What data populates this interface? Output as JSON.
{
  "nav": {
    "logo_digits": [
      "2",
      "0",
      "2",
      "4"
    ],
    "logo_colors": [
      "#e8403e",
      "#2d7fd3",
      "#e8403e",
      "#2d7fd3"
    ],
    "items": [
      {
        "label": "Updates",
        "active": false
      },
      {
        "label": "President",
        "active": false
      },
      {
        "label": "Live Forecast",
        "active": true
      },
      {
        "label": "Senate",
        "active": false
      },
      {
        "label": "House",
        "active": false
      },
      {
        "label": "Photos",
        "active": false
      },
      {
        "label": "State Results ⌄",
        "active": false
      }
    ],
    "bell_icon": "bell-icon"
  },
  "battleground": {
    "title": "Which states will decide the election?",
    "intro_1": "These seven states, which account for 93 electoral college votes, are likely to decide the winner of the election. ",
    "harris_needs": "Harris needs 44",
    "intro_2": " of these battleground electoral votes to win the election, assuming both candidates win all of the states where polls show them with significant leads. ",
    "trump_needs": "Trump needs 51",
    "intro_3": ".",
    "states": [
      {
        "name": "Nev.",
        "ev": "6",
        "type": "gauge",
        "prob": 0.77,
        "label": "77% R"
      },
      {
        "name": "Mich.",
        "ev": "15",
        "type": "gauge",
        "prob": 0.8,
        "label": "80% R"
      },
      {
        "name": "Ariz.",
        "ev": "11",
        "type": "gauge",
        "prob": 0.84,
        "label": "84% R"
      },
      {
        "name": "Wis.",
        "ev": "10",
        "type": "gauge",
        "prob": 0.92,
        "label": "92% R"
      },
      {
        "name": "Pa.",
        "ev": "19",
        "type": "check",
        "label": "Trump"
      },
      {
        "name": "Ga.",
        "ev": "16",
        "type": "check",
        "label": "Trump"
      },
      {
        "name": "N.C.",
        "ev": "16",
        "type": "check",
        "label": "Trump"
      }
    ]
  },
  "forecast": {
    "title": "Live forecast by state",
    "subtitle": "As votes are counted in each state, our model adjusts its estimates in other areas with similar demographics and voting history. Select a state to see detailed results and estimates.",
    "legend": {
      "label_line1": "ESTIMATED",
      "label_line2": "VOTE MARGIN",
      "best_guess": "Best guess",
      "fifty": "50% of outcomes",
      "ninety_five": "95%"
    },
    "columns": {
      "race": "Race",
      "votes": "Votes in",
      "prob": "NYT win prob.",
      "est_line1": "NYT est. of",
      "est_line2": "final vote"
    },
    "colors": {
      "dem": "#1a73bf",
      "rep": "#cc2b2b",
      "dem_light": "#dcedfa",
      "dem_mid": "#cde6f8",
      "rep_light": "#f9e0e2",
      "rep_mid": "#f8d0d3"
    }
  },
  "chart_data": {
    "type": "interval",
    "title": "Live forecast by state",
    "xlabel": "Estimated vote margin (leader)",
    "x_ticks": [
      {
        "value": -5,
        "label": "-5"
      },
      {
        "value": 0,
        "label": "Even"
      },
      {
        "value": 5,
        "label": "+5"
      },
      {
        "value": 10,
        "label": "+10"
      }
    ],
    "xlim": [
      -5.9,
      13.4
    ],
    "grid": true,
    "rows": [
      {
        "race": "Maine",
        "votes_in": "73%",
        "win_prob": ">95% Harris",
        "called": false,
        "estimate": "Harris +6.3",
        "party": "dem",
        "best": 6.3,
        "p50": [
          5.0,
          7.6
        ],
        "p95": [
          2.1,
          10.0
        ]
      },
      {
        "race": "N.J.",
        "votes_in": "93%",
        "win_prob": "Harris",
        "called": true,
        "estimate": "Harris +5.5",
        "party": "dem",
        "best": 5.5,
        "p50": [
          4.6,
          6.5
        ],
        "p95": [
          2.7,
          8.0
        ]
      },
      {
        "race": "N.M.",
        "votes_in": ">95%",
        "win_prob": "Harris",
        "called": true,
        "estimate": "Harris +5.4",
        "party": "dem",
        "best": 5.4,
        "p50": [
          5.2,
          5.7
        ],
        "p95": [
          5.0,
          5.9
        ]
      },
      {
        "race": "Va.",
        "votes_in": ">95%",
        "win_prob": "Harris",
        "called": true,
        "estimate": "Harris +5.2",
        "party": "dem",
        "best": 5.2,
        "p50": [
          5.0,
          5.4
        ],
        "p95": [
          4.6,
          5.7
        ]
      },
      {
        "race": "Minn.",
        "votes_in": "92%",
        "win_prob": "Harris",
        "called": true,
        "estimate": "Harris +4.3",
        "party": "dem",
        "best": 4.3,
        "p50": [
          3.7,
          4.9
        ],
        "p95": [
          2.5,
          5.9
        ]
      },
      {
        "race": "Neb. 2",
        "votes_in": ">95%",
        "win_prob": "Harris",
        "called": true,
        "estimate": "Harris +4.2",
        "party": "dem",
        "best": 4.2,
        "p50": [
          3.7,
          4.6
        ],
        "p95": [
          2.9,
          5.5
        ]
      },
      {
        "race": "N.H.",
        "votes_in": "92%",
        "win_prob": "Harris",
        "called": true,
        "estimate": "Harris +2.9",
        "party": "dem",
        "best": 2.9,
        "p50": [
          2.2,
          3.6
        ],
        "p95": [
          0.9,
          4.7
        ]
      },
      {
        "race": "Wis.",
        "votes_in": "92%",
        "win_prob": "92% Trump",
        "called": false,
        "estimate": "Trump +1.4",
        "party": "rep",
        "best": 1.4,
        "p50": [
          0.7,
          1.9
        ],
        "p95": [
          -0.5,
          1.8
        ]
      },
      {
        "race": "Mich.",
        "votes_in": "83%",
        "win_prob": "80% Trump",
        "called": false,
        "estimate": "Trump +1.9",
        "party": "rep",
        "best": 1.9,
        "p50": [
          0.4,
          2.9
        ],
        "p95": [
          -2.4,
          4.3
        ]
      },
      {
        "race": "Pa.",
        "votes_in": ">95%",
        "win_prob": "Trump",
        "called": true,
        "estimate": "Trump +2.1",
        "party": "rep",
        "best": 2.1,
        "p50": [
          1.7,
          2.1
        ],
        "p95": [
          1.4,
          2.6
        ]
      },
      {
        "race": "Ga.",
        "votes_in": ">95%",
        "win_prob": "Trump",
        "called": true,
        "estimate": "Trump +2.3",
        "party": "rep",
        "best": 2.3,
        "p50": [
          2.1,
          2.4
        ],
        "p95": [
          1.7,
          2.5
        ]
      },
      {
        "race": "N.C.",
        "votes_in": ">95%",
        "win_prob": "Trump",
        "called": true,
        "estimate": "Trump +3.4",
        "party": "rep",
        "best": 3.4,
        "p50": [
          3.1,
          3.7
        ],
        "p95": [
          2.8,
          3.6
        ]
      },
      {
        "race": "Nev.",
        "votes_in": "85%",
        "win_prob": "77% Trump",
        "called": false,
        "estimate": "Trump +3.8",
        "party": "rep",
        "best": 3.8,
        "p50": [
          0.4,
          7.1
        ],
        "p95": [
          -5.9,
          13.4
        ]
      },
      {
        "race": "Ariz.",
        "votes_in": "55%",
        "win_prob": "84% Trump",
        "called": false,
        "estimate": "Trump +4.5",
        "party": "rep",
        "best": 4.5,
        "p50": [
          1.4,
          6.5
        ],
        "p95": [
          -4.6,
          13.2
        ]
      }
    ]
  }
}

═══

• Exercise requirements
Go through the data and count each line that has the word "needs", then give the total alone.

• Exercise response
2